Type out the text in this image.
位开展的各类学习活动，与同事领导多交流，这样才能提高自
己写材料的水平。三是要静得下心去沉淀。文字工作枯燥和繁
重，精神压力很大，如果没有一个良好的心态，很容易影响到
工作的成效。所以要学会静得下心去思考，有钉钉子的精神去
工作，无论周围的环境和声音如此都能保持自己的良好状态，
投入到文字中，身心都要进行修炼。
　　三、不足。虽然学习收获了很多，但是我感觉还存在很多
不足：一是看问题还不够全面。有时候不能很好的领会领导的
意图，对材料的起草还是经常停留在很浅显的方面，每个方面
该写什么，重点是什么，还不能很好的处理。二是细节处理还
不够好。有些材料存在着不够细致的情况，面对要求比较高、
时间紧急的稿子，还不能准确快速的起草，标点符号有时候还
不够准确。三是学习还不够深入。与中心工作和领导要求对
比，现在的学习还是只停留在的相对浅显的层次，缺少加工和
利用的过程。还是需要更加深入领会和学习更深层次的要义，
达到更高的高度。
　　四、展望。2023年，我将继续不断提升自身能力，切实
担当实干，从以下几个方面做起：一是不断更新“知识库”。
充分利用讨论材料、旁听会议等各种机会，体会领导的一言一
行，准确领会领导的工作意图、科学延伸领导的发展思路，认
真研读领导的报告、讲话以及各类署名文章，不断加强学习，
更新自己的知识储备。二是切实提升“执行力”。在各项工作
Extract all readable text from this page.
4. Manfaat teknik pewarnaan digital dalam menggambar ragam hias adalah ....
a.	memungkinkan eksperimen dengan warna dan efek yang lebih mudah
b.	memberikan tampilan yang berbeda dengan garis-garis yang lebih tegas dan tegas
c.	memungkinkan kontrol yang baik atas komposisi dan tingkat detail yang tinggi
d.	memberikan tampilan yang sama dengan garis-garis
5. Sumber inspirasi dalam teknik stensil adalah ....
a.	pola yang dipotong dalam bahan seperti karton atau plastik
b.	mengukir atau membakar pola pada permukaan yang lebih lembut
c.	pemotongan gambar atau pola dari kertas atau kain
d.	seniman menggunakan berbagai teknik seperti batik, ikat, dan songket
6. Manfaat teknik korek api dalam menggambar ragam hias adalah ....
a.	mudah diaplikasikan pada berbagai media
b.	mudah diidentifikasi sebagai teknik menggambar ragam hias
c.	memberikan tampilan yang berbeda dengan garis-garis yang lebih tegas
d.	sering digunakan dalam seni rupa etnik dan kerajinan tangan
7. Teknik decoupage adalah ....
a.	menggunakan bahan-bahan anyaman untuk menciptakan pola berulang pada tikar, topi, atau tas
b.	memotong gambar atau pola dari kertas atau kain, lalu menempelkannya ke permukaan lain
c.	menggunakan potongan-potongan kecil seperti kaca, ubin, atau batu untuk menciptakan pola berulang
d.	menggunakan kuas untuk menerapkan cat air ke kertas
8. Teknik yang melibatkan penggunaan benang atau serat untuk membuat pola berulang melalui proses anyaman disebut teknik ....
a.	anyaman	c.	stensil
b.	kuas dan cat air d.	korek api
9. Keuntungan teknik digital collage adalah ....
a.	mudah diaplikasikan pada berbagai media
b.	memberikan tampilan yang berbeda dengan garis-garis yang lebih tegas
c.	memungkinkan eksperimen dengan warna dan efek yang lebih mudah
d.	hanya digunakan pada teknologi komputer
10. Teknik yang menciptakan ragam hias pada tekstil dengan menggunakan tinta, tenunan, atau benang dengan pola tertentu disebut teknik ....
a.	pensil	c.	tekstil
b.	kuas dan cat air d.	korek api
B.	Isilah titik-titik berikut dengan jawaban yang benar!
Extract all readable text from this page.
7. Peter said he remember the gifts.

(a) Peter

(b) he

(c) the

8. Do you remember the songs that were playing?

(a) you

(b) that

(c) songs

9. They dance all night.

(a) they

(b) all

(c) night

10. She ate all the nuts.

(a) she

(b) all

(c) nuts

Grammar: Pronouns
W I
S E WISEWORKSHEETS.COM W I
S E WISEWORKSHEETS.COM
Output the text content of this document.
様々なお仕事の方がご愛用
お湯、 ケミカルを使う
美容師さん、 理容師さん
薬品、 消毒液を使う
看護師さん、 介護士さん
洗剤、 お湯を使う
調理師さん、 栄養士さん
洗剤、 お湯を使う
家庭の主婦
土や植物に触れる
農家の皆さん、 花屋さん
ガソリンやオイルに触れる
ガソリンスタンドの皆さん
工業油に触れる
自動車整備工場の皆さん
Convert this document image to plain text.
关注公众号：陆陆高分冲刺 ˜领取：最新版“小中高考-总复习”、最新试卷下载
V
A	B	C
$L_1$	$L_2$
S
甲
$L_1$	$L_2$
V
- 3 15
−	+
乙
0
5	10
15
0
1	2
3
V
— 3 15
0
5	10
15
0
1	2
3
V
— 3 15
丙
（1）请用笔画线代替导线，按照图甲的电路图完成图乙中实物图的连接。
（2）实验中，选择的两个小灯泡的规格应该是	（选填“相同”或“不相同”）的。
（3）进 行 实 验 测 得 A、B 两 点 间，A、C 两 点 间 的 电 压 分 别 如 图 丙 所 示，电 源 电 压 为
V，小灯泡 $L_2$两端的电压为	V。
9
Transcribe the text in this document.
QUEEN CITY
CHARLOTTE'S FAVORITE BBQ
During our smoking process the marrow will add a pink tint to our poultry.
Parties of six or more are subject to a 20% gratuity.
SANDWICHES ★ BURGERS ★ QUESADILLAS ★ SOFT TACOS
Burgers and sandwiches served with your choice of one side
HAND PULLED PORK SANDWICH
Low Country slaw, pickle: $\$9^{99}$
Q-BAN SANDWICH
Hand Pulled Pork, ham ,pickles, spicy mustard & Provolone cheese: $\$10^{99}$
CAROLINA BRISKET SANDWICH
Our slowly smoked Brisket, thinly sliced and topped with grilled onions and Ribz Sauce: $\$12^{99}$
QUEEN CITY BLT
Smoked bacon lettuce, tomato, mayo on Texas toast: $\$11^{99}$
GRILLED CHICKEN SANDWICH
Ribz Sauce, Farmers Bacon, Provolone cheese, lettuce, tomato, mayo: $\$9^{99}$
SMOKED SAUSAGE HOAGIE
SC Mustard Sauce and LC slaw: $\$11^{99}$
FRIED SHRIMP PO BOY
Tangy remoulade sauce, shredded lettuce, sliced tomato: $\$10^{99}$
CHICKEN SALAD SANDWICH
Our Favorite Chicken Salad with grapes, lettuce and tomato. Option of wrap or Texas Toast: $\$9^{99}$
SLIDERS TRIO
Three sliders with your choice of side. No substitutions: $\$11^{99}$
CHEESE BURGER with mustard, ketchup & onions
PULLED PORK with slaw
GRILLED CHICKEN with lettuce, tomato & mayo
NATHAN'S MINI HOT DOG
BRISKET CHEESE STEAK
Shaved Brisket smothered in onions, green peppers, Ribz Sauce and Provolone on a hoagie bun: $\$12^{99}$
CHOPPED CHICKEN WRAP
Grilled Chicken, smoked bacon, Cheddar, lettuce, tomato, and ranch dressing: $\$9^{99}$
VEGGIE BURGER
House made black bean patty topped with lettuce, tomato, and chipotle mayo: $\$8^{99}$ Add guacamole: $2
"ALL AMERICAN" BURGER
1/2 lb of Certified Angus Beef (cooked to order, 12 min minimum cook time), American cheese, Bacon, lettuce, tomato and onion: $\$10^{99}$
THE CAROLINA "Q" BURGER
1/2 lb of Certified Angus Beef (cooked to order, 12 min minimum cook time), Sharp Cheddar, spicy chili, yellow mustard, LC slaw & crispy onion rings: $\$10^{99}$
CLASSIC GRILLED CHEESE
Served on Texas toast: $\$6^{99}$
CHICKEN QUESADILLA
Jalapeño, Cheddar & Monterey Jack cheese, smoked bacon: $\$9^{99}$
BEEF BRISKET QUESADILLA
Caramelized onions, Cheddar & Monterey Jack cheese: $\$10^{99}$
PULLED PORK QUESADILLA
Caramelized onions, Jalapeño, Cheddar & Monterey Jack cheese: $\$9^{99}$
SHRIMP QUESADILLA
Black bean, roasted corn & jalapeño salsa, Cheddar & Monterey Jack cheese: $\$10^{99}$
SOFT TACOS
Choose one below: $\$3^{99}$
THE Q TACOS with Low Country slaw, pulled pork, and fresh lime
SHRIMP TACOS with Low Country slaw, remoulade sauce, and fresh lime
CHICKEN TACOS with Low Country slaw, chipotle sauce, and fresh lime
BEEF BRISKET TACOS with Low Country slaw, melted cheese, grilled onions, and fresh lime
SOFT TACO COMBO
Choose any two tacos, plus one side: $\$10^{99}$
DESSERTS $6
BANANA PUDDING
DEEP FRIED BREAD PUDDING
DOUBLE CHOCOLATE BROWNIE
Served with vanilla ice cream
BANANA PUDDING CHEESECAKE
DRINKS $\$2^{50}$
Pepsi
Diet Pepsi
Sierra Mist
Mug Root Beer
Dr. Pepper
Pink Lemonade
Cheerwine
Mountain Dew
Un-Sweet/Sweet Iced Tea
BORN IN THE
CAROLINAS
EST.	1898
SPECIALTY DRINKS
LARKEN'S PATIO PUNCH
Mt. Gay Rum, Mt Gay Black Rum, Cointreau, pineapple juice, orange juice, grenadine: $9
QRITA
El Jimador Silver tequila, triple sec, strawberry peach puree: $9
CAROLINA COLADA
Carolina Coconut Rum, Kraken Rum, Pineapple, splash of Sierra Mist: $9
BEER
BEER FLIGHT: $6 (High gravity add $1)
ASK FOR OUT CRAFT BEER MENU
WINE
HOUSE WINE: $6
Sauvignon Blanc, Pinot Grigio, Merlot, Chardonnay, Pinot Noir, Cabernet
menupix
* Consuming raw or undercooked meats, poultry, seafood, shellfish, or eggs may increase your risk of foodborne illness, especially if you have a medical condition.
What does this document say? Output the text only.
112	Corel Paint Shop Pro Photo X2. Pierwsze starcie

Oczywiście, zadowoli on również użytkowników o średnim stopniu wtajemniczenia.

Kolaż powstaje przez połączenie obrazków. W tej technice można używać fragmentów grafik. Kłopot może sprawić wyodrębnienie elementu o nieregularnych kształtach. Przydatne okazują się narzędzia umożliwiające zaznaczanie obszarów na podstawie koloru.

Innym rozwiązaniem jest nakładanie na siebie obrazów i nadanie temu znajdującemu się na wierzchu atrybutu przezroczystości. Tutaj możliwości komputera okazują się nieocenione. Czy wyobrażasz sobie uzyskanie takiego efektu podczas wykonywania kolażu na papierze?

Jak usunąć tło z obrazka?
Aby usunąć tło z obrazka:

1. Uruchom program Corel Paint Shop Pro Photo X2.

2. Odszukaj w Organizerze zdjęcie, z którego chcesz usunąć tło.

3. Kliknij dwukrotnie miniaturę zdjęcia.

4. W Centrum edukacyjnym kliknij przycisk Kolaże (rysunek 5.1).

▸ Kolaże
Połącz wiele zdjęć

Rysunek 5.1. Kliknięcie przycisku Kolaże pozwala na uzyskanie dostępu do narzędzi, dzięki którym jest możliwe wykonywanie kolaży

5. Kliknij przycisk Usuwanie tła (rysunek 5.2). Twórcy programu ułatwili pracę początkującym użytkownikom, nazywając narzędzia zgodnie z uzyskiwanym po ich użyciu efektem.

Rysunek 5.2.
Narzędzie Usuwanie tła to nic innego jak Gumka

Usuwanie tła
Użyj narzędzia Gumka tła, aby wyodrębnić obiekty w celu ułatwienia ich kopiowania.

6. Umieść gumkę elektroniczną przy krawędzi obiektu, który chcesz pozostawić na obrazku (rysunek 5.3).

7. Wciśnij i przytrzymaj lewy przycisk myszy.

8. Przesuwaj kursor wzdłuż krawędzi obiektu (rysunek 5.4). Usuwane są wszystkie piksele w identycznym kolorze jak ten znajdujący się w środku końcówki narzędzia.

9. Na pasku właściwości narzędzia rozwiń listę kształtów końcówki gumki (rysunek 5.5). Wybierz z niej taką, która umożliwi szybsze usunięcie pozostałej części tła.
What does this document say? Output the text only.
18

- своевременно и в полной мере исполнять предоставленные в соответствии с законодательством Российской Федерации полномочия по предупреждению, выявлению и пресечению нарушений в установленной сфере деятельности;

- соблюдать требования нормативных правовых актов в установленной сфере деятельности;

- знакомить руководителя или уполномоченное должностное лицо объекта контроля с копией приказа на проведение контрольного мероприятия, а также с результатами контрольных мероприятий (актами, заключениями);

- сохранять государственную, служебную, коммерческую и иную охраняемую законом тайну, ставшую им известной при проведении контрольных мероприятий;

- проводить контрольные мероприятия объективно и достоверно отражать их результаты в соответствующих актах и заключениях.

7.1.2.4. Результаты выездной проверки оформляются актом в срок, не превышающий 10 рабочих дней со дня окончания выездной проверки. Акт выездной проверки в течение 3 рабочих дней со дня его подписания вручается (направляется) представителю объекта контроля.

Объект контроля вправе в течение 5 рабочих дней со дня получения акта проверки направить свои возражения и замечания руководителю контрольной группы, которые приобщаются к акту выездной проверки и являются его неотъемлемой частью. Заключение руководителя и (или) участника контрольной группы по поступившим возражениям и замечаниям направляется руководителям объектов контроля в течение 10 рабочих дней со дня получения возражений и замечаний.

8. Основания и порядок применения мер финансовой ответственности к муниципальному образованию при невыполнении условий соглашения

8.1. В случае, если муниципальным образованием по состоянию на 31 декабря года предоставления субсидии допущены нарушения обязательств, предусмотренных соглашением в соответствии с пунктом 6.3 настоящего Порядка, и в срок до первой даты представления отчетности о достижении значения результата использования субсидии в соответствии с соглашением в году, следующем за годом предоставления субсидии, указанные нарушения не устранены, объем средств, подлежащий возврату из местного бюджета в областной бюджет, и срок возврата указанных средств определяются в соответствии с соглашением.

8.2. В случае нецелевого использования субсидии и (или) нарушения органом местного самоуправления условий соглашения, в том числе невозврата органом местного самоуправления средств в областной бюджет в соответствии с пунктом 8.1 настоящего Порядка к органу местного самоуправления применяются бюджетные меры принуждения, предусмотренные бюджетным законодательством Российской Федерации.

### INSTRUCTION
Work out the number of lines above that include the string "order" and write only that number.

### PROBLEM SOLUTION
2